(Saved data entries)
----

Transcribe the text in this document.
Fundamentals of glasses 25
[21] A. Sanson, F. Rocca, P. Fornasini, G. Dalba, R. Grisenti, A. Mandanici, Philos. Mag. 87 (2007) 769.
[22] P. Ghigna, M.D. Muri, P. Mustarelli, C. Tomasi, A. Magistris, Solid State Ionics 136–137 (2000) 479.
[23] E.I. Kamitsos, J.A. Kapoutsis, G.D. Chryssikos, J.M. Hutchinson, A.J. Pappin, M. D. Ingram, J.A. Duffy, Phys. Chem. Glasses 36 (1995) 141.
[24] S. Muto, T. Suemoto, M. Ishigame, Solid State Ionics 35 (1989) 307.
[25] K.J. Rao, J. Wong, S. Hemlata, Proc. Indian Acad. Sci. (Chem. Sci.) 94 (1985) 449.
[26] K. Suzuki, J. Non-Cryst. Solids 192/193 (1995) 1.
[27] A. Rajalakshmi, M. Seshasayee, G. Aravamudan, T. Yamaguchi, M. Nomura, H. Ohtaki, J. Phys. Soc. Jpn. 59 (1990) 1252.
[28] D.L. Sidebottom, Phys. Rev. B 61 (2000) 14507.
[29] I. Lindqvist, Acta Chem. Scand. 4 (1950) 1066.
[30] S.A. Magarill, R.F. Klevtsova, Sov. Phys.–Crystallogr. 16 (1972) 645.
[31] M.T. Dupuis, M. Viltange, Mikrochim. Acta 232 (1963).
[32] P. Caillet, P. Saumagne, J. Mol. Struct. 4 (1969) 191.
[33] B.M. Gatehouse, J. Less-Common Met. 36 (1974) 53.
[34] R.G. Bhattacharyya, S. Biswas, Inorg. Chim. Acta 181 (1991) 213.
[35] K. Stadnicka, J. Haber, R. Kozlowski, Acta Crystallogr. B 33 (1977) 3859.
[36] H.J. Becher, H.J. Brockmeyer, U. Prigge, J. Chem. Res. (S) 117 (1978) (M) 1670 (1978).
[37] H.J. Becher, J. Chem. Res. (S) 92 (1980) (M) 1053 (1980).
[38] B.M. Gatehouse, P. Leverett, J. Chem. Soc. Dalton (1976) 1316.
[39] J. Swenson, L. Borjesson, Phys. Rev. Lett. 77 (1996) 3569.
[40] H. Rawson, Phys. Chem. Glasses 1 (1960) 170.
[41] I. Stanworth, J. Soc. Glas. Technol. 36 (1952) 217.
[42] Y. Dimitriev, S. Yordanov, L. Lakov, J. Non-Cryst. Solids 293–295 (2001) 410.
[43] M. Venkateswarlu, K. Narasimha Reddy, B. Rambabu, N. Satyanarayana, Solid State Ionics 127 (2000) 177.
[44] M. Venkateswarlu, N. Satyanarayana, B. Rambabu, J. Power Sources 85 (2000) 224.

----

Can you restate every record above word for word?

Transcribe the text in this document.
Fundamentals of glasses 25
[21] A. Sanson, F. Rocca, P. Fornasini, G. Dalba, R. Grisenti, A. Mandanici, Philos. Mag. 87 (2007) 769.
[22] P. Ghigna, M.D. Muri, P. Mustarelli, C. Tomasi, A. Magistris, Solid State Ionics 136–137 (2000) 479.
[23] E.I. Kamitsos, J.A. Kapoutsis, G.D. Chryssikos, J.M. Hutchinson, A.J. Pappin, M. D. Ingram, J.A. Duffy, Phys. Chem. Glasses 36 (1995) 141.
[24] S. Muto, T. Suemoto, M. Ishigame, Solid State Ionics 35 (1989) 307.
[25] K.J. Rao, J. Wong, S. Hemlata, Proc. Indian Acad. Sci. (Chem. Sci.) 94 (1985) 449.
[26] K. Suzuki, J. Non-Cryst. Solids 192/193 (1995) 1.
[27] A. Rajalakshmi, M. Seshasayee, G. Aravamudan, T. Yamaguchi, M. Nomura, H. Ohtaki, J. Phys. Soc. Jpn. 59 (1990) 1252.
[28] D.L. Sidebottom, Phys. Rev. B 61 (2000) 14507.
[29] I. Lindqvist, Acta Chem. Scand. 4 (1950) 1066.
[30] S.A. Magarill, R.F. Klevtsova, Sov. Phys.–Crystallogr. 16 (1972) 645.
[31] M.T. Dupuis, M. Viltange, Mikrochim. Acta 232 (1963).
[32] P. Caillet, P. Saumagne, J. Mol. Struct. 4 (1969) 191.
[33] B.M. Gatehouse, J. Less-Common Met. 36 (1974) 53.
[34] R.G. Bhattacharyya, S. Biswas, Inorg. Chim. Acta 181 (1991) 213.
[35] K. Stadnicka, J. Haber, R. Kozlowski, Acta Crystallogr. B 33 (1977) 3859.
[36] H.J. Becher, H.J. Brockmeyer, U. Prigge, J. Chem. Res. (S) 117 (1978) (M) 1670 (1978).
[37] H.J. Becher, J. Chem. Res. (S) 92 (1980) (M) 1053 (1980).
[38] B.M. Gatehouse, P. Leverett, J. Chem. Soc. Dalton (1976) 1316.
[39] J. Swenson, L. Borjesson, Phys. Rev. Lett. 77 (1996) 3569.
[40] H. Rawson, Phys. Chem. Glasses 1 (1960) 170.
[41] I. Stanworth, J. Soc. Glas. Technol. 36 (1952) 217.
[42] Y. Dimitriev, S. Yordanov, L. Lakov, J. Non-Cryst. Solids 293–295 (2001) 410.
[43] M. Venkateswarlu, K. Narasimha Reddy, B. Rambabu, N. Satyanarayana, Solid State Ionics 127 (2000) 177.
[44] M. Venkateswarlu, N. Satyanarayana, B. Rambabu, J. Power Sources 85 (2000) 224.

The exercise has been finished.